* Given task *
Skip the pictures. Copy all the rest of the records down exactly.

* Entries supplied *
----------

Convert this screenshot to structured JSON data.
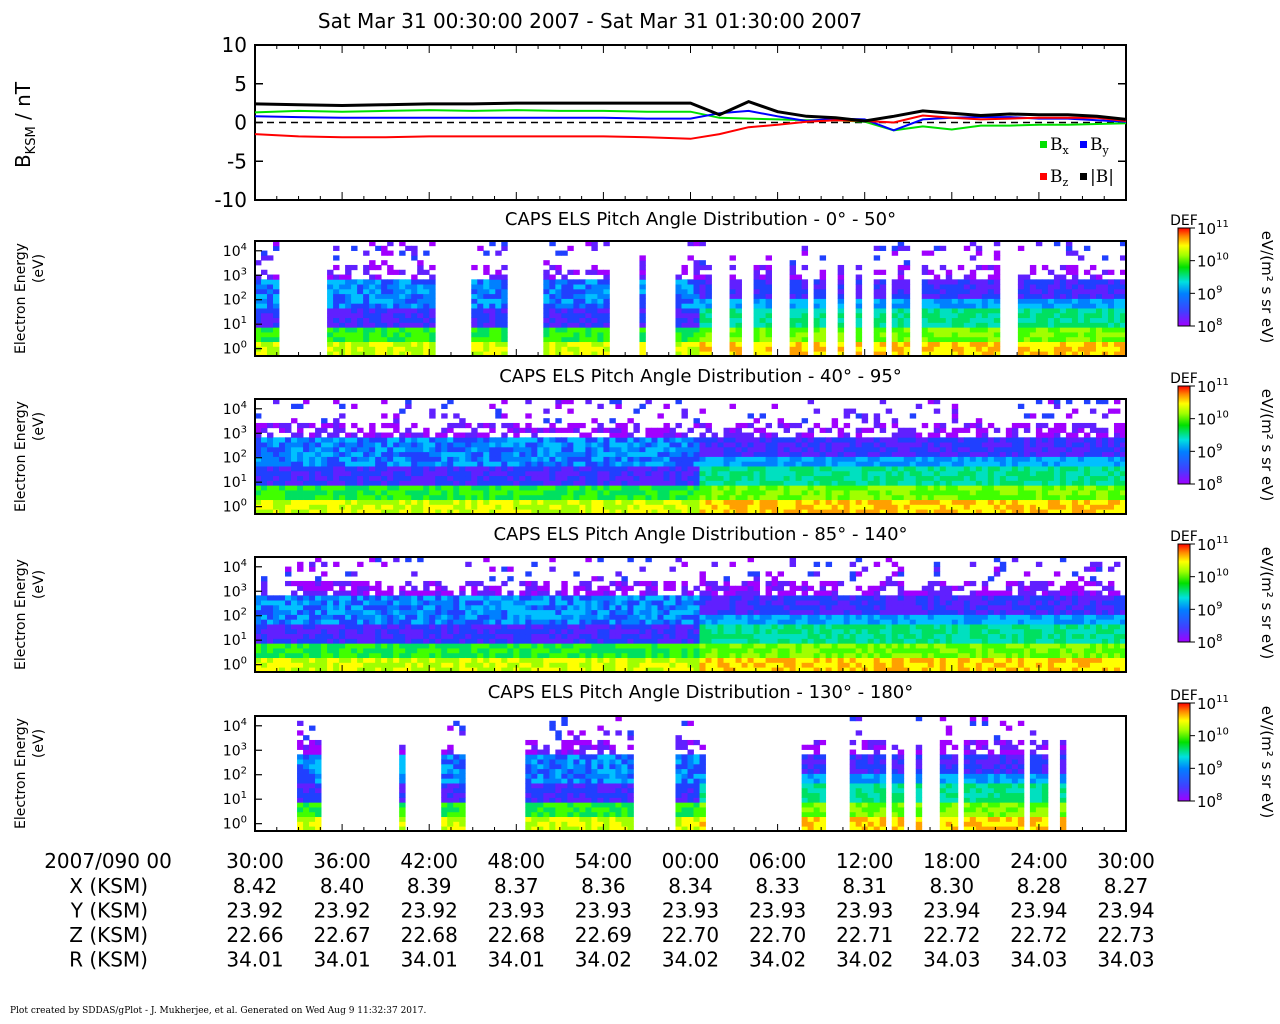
{
  "title": "Sat Mar 31 00:30:00 2007 - Sat Mar 31 01:30:00 2007",
  "footer": "Plot created by SDDAS/gPlot - J. Mukherjee, et al.  Generated on Wed Aug 9 11:32:37 2017.",
  "colors": {
    "bx": "#00e000",
    "by": "#0000ff",
    "bz": "#ff0000",
    "bmag": "#000000"
  },
  "chart_data": [
    {
      "type": "line",
      "ylabel_main": "B",
      "ylabel_sub": "KSM",
      "ylabel_unit": " / nT",
      "ylim": [
        -10,
        10
      ],
      "yticks": [
        "10",
        "5",
        "0",
        "-5",
        "-10"
      ],
      "zero_line": "dashed",
      "x_minutes": [
        0,
        3,
        6,
        9,
        12,
        15,
        18,
        21,
        24,
        27,
        30,
        32,
        34,
        36,
        38,
        40,
        42,
        44,
        46,
        48,
        50,
        52,
        54,
        56,
        58,
        60
      ],
      "legend": {
        "placement": "lower-right",
        "labels": [
          {
            "main": "B",
            "sub": "x",
            "color": "#00e000"
          },
          {
            "main": "B",
            "sub": "y",
            "color": "#0000ff"
          },
          {
            "main": "B",
            "sub": "z",
            "color": "#ff0000"
          },
          {
            "main": "|B|",
            "sub": "",
            "color": "#000000"
          }
        ]
      },
      "series": [
        {
          "key": "bx",
          "color": "#00e000",
          "values": [
            1.3,
            1.5,
            1.4,
            1.5,
            1.6,
            1.5,
            1.6,
            1.5,
            1.5,
            1.4,
            1.4,
            0.6,
            0.5,
            0.4,
            0.3,
            0.3,
            0.1,
            -1.0,
            -0.5,
            -0.9,
            -0.4,
            -0.4,
            -0.3,
            -0.3,
            -0.2,
            -0.1
          ]
        },
        {
          "key": "by",
          "color": "#0000ff",
          "values": [
            0.8,
            0.7,
            0.6,
            0.6,
            0.6,
            0.6,
            0.6,
            0.6,
            0.6,
            0.5,
            0.5,
            1.2,
            1.5,
            0.8,
            0.2,
            0.5,
            0.4,
            -1.0,
            0.4,
            0.6,
            0.7,
            0.7,
            0.5,
            0.5,
            0.3,
            0.1
          ]
        },
        {
          "key": "bz",
          "color": "#ff0000",
          "values": [
            -1.5,
            -1.8,
            -1.9,
            -1.9,
            -1.8,
            -1.8,
            -1.8,
            -1.8,
            -1.8,
            -1.9,
            -2.1,
            -1.5,
            -0.6,
            -0.3,
            0.1,
            0.3,
            0.2,
            0.0,
            0.9,
            0.6,
            0.4,
            0.5,
            0.6,
            0.6,
            0.6,
            0.2
          ]
        },
        {
          "key": "bmag",
          "color": "#000000",
          "values": [
            2.4,
            2.3,
            2.2,
            2.3,
            2.4,
            2.4,
            2.5,
            2.5,
            2.5,
            2.5,
            2.5,
            1.0,
            2.7,
            1.4,
            0.8,
            0.6,
            0.2,
            0.8,
            1.5,
            1.2,
            0.9,
            1.1,
            1.0,
            1.0,
            0.8,
            0.4
          ]
        }
      ]
    },
    {
      "type": "heatmap",
      "title": "CAPS ELS Pitch Angle Distribution - 0° - 50°",
      "ylabel": [
        "Electron Energy",
        "(eV)"
      ],
      "yscale": "log",
      "yticks": [
        "4",
        "3",
        "2",
        "1",
        "0"
      ],
      "ylim_log10": [
        -0.3,
        4.4
      ],
      "gaps_minutes": [
        [
          1.5,
          5.0
        ],
        [
          12.5,
          15.0
        ],
        [
          17.5,
          20.0
        ],
        [
          24.5,
          26.5
        ],
        [
          27.0,
          29.0
        ],
        [
          31.5,
          32.5
        ],
        [
          33.5,
          34.5
        ],
        [
          35.5,
          37.0
        ],
        [
          38.0,
          38.5
        ],
        [
          39.5,
          40.0
        ],
        [
          40.5,
          41.3
        ],
        [
          42.0,
          42.5
        ],
        [
          43.5,
          44.0
        ],
        [
          45.0,
          45.8
        ],
        [
          51.5,
          52.5
        ]
      ],
      "colorbar": {
        "label": "DEF",
        "unit": "eV/(m² s sr eV)",
        "ticks": [
          "11",
          "10",
          "9",
          "8"
        ]
      }
    },
    {
      "type": "heatmap",
      "title": "CAPS ELS Pitch Angle Distribution - 40° - 95°",
      "ylabel": [
        "Electron Energy",
        "(eV)"
      ],
      "yscale": "log",
      "yticks": [
        "4",
        "3",
        "2",
        "1",
        "0"
      ],
      "ylim_log10": [
        -0.3,
        4.4
      ],
      "gaps_minutes": [],
      "colorbar": {
        "label": "DEF",
        "unit": "eV/(m² s sr eV)",
        "ticks": [
          "11",
          "10",
          "9",
          "8"
        ]
      }
    },
    {
      "type": "heatmap",
      "title": "CAPS ELS Pitch Angle Distribution - 85° - 140°",
      "ylabel": [
        "Electron Energy",
        "(eV)"
      ],
      "yscale": "log",
      "yticks": [
        "4",
        "3",
        "2",
        "1",
        "0"
      ],
      "ylim_log10": [
        -0.3,
        4.4
      ],
      "gaps_minutes": [],
      "colorbar": {
        "label": "DEF",
        "unit": "eV/(m² s sr eV)",
        "ticks": [
          "11",
          "10",
          "9",
          "8"
        ]
      }
    },
    {
      "type": "heatmap",
      "title": "CAPS ELS Pitch Angle Distribution - 130° - 180°",
      "ylabel": [
        "Electron Energy",
        "(eV)"
      ],
      "yscale": "log",
      "yticks": [
        "4",
        "3",
        "2",
        "1",
        "0"
      ],
      "ylim_log10": [
        -0.3,
        4.4
      ],
      "gaps_minutes": [
        [
          0.0,
          2.8
        ],
        [
          4.5,
          10.0
        ],
        [
          10.5,
          13.0
        ],
        [
          14.5,
          18.5
        ],
        [
          26.0,
          29.0
        ],
        [
          31.0,
          37.5
        ],
        [
          39.5,
          41.0
        ],
        [
          43.5,
          44.0
        ],
        [
          44.5,
          45.5
        ],
        [
          46.0,
          47.0
        ],
        [
          48.5,
          49.0
        ],
        [
          53.0,
          53.5
        ],
        [
          54.5,
          55.5
        ],
        [
          56.0,
          60.0
        ]
      ],
      "colorbar": {
        "label": "DEF",
        "unit": "eV/(m² s sr eV)",
        "ticks": [
          "11",
          "10",
          "9",
          "8"
        ]
      }
    }
  ],
  "xaxis": {
    "date_label": "2007/090 00",
    "ticks": [
      "30:00",
      "36:00",
      "42:00",
      "48:00",
      "54:00",
      "00:00",
      "06:00",
      "12:00",
      "18:00",
      "24:00",
      "30:00"
    ],
    "rows": [
      {
        "label": "X (KSM)",
        "values": [
          "8.42",
          "8.40",
          "8.39",
          "8.37",
          "8.36",
          "8.34",
          "8.33",
          "8.31",
          "8.30",
          "8.28",
          "8.27"
        ]
      },
      {
        "label": "Y (KSM)",
        "values": [
          "23.92",
          "23.92",
          "23.92",
          "23.93",
          "23.93",
          "23.93",
          "23.93",
          "23.93",
          "23.94",
          "23.94",
          "23.94"
        ]
      },
      {
        "label": "Z (KSM)",
        "values": [
          "22.66",
          "22.67",
          "22.68",
          "22.68",
          "22.69",
          "22.70",
          "22.70",
          "22.71",
          "22.72",
          "22.72",
          "22.73"
        ]
      },
      {
        "label": "R (KSM)",
        "values": [
          "34.01",
          "34.01",
          "34.01",
          "34.01",
          "34.02",
          "34.02",
          "34.02",
          "34.02",
          "34.03",
          "34.03",
          "34.03"
        ]
      }
    ]
  }
}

----------

* Exercise result *
Convert this screenshot to structured JSON data.
{
  "title": "Sat Mar 31 00:30:00 2007 - Sat Mar 31 01:30:00 2007",
  "footer": "Plot created by SDDAS/gPlot - J. Mukherjee, et al.  Generated on Wed Aug 9 11:32:37 2017.",
  "colors": {
    "bx": "#00e000",
    "by": "#0000ff",
    "bz": "#ff0000",
    "bmag": "#000000"
  },
  "chart_data": [
    {
      "type": "line",
      "ylabel_main": "B",
      "ylabel_sub": "KSM",
      "ylabel_unit": " / nT",
      "ylim": [
        -10,
        10
      ],
      "yticks": [
        "10",
        "5",
        "0",
        "-5",
        "-10"
      ],
      "zero_line": "dashed",
      "x_minutes": [
        0,
        3,
        6,
        9,
        12,
        15,
        18,
        21,
        24,
        27,
        30,
        32,
        34,
        36,
        38,
        40,
        42,
        44,
        46,
        48,
        50,
        52,
        54,
        56,
        58,
        60
      ],
      "legend": {
        "placement": "lower-right",
        "labels": [
          {
            "main": "B",
            "sub": "x",
            "color": "#00e000"
          },
          {
            "main": "B",
            "sub": "y",
            "color": "#0000ff"
          },
          {
            "main": "B",
            "sub": "z",
            "color": "#ff0000"
          },
          {
            "main": "|B|",
            "sub": "",
            "color": "#000000"
          }
        ]
      },
      "series": [
        {
          "key": "bx",
          "color": "#00e000",
          "values": [
            1.3,
            1.5,
            1.4,
            1.5,
            1.6,
            1.5,
            1.6,
            1.5,
            1.5,
            1.4,
            1.4,
            0.6,
            0.5,
            0.4,
            0.3,
            0.3,
            0.1,
            -1.0,
            -0.5,
            -0.9,
            -0.4,
            -0.4,
            -0.3,
            -0.3,
            -0.2,
            -0.1
          ]
        },
        {
          "key": "by",
          "color": "#0000ff",
          "values": [
            0.8,
            0.7,
            0.6,
            0.6,
            0.6,
            0.6,
            0.6,
            0.6,
            0.6,
            0.5,
            0.5,
            1.2,
            1.5,
            0.8,
            0.2,
            0.5,
            0.4,
            -1.0,
            0.4,
            0.6,
            0.7,
            0.7,
            0.5,
            0.5,
            0.3,
            0.1
          ]
        },
        {
          "key": "bz",
          "color": "#ff0000",
          "values": [
            -1.5,
            -1.8,
            -1.9,
            -1.9,
            -1.8,
            -1.8,
            -1.8,
            -1.8,
            -1.8,
            -1.9,
            -2.1,
            -1.5,
            -0.6,
            -0.3,
            0.1,
            0.3,
            0.2,
            0.0,
            0.9,
            0.6,
            0.4,
            0.5,
            0.6,
            0.6,
            0.6,
            0.2
          ]
        },
        {
          "key": "bmag",
          "color": "#000000",
          "values": [
            2.4,
            2.3,
            2.2,
            2.3,
            2.4,
            2.4,
            2.5,
            2.5,
            2.5,
            2.5,
            2.5,
            1.0,
            2.7,
            1.4,
            0.8,
            0.6,
            0.2,
            0.8,
            1.5,
            1.2,
            0.9,
            1.1,
            1.0,
            1.0,
            0.8,
            0.4
          ]
        }
      ]
    },
    {
      "type": "heatmap",
      "title": "CAPS ELS Pitch Angle Distribution - 0° - 50°",
      "ylabel": [
        "Electron Energy",
        "(eV)"
      ],
      "yscale": "log",
      "yticks": [
        "4",
        "3",
        "2",
        "1",
        "0"
      ],
      "ylim_log10": [
        -0.3,
        4.4
      ],
      "gaps_minutes": [
        [
          1.5,
          5.0
        ],
        [
          12.5,
          15.0
        ],
        [
          17.5,
          20.0
        ],
        [
          24.5,
          26.5
        ],
        [
          27.0,
          29.0
        ],
        [
          31.5,
          32.5
        ],
        [
          33.5,
          34.5
        ],
        [
          35.5,
          37.0
        ],
        [
          38.0,
          38.5
        ],
        [
          39.5,
          40.0
        ],
        [
          40.5,
          41.3
        ],
        [
          42.0,
          42.5
        ],
        [
          43.5,
          44.0
        ],
        [
          45.0,
          45.8
        ],
        [
          51.5,
          52.5
        ]
      ],
      "colorbar": {
        "label": "DEF",
        "unit": "eV/(m² s sr eV)",
        "ticks": [
          "11",
          "10",
          "9",
          "8"
        ]
      }
    },
    {
      "type": "heatmap",
      "title": "CAPS ELS Pitch Angle Distribution - 40° - 95°",
      "ylabel": [
        "Electron Energy",
        "(eV)"
      ],
      "yscale": "log",
      "yticks": [
        "4",
        "3",
        "2",
        "1",
        "0"
      ],
      "ylim_log10": [
        -0.3,
        4.4
      ],
      "gaps_minutes": [],
      "colorbar": {
        "label": "DEF",
        "unit": "eV/(m² s sr eV)",
        "ticks": [
          "11",
          "10",
          "9",
          "8"
        ]
      }
    },
    {
      "type": "heatmap",
      "title": "CAPS ELS Pitch Angle Distribution - 85° - 140°",
      "ylabel": [
        "Electron Energy",
        "(eV)"
      ],
      "yscale": "log",
      "yticks": [
        "4",
        "3",
        "2",
        "1",
        "0"
      ],
      "ylim_log10": [
        -0.3,
        4.4
      ],
      "gaps_minutes": [],
      "colorbar": {
        "label": "DEF",
        "unit": "eV/(m² s sr eV)",
        "ticks": [
          "11",
          "10",
          "9",
          "8"
        ]
      }
    },
    {
      "type": "heatmap",
      "title": "CAPS ELS Pitch Angle Distribution - 130° - 180°",
      "ylabel": [
        "Electron Energy",
        "(eV)"
      ],
      "yscale": "log",
      "yticks": [
        "4",
        "3",
        "2",
        "1",
        "0"
      ],
      "ylim_log10": [
        -0.3,
        4.4
      ],
      "gaps_minutes": [
        [
          0.0,
          2.8
        ],
        [
          4.5,
          10.0
        ],
        [
          10.5,
          13.0
        ],
        [
          14.5,
          18.5
        ],
        [
          26.0,
          29.0
        ],
        [
          31.0,
          37.5
        ],
        [
          39.5,
          41.0
        ],
        [
          43.5,
          44.0
        ],
        [
          44.5,
          45.5
        ],
        [
          46.0,
          47.0
        ],
        [
          48.5,
          49.0
        ],
        [
          53.0,
          53.5
        ],
        [
          54.5,
          55.5
        ],
        [
          56.0,
          60.0
        ]
      ],
      "colorbar": {
        "label": "DEF",
        "unit": "eV/(m² s sr eV)",
        "ticks": [
          "11",
          "10",
          "9",
          "8"
        ]
      }
    }
  ],
  "xaxis": {
    "date_label": "2007/090 00",
    "ticks": [
      "30:00",
      "36:00",
      "42:00",
      "48:00",
      "54:00",
      "00:00",
      "06:00",
      "12:00",
      "18:00",
      "24:00",
      "30:00"
    ],
    "rows": [
      {
        "label": "X (KSM)",
        "values": [
          "8.42",
          "8.40",
          "8.39",
          "8.37",
          "8.36",
          "8.34",
          "8.33",
          "8.31",
          "8.30",
          "8.28",
          "8.27"
        ]
      },
      {
        "label": "Y (KSM)",
        "values": [
          "23.92",
          "23.92",
          "23.92",
          "23.93",
          "23.93",
          "23.93",
          "23.93",
          "23.93",
          "23.94",
          "23.94",
          "23.94"
        ]
      },
      {
        "label": "Z (KSM)",
        "values": [
          "22.66",
          "22.67",
          "22.68",
          "22.68",
          "22.69",
          "22.70",
          "22.70",
          "22.71",
          "22.72",
          "22.72",
          "22.73"
        ]
      },
      {
        "label": "R (KSM)",
        "values": [
          "34.01",
          "34.01",
          "34.01",
          "34.01",
          "34.02",
          "34.02",
          "34.02",
          "34.02",
          "34.03",
          "34.03",
          "34.03"
        ]
      }
    ]
  }
}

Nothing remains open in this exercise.